• **TASK TO COMPLETE**
Transcribe all of the material exactly, except for its pictures.

• **Saved entries**

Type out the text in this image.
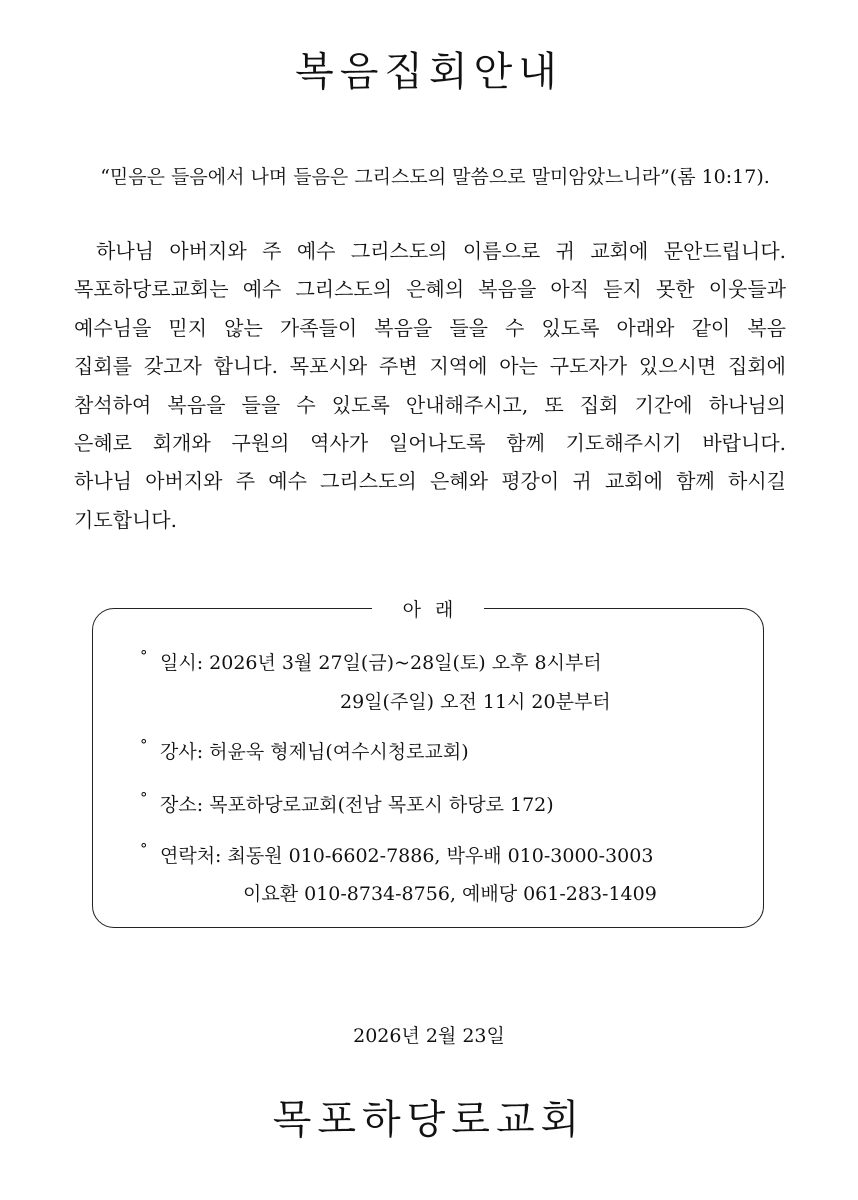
복음집회안내
“믿음은 들음에서 나며 들음은 그리스도의 말씀으로 말미암았느니라”(롬 10:17).
하나님 아버지와 주 예수 그리스도의 이름으로 귀 교회에 문안드립니다.
목포하당로교회는 예수 그리스도의 은혜의 복음을 아직 듣지 못한 이웃들과
예수님을 믿지 않는 가족들이 복음을 들을 수 있도록 아래와 같이 복음
집회를 갖고자 합니다. 목포시와 주변 지역에 아는 구도자가 있으시면 집회에
참석하여 복음을 들을 수 있도록 안내해주시고, 또 집회 기간에 하나님의
은혜로 회개와 구원의 역사가 일어나도록 함께 기도해주시기 바랍니다.
하나님 아버지와 주 예수 그리스도의 은혜와 평강이 귀 교회에 함께 하시길
기도합니다.
아래
° 일시: 2026년 3월 27일(금)~28일(토) 오후 8시부터
29일(주일) 오전 11시 20분부터
° 강사: 허윤욱 형제님(여수시청로교회)
° 장소: 목포하당로교회(전남 목포시 하당로 172)
° 연락처: 최동원 010-6602-7886, 박우배 010-3000-3003
이요환 010-8734-8756, 예배당 061-283-1409
2026년 2월 23일
목포하당로교회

• **TASK RESPONSE**
Type out the text in this image.
복음집회안내
“믿음은 들음에서 나며 들음은 그리스도의 말씀으로 말미암았느니라”(롬 10:17).
하나님 아버지와 주 예수 그리스도의 이름으로 귀 교회에 문안드립니다.
목포하당로교회는 예수 그리스도의 은혜의 복음을 아직 듣지 못한 이웃들과
예수님을 믿지 않는 가족들이 복음을 들을 수 있도록 아래와 같이 복음
집회를 갖고자 합니다. 목포시와 주변 지역에 아는 구도자가 있으시면 집회에
참석하여 복음을 들을 수 있도록 안내해주시고, 또 집회 기간에 하나님의
은혜로 회개와 구원의 역사가 일어나도록 함께 기도해주시기 바랍니다.
하나님 아버지와 주 예수 그리스도의 은혜와 평강이 귀 교회에 함께 하시길
기도합니다.
아래
° 일시: 2026년 3월 27일(금)~28일(토) 오후 8시부터
29일(주일) 오전 11시 20분부터
° 강사: 허윤욱 형제님(여수시청로교회)
° 장소: 목포하당로교회(전남 목포시 하당로 172)
° 연락처: 최동원 010-6602-7886, 박우배 010-3000-3003
이요환 010-8734-8756, 예배당 061-283-1409
2026년 2월 23일
목포하당로교회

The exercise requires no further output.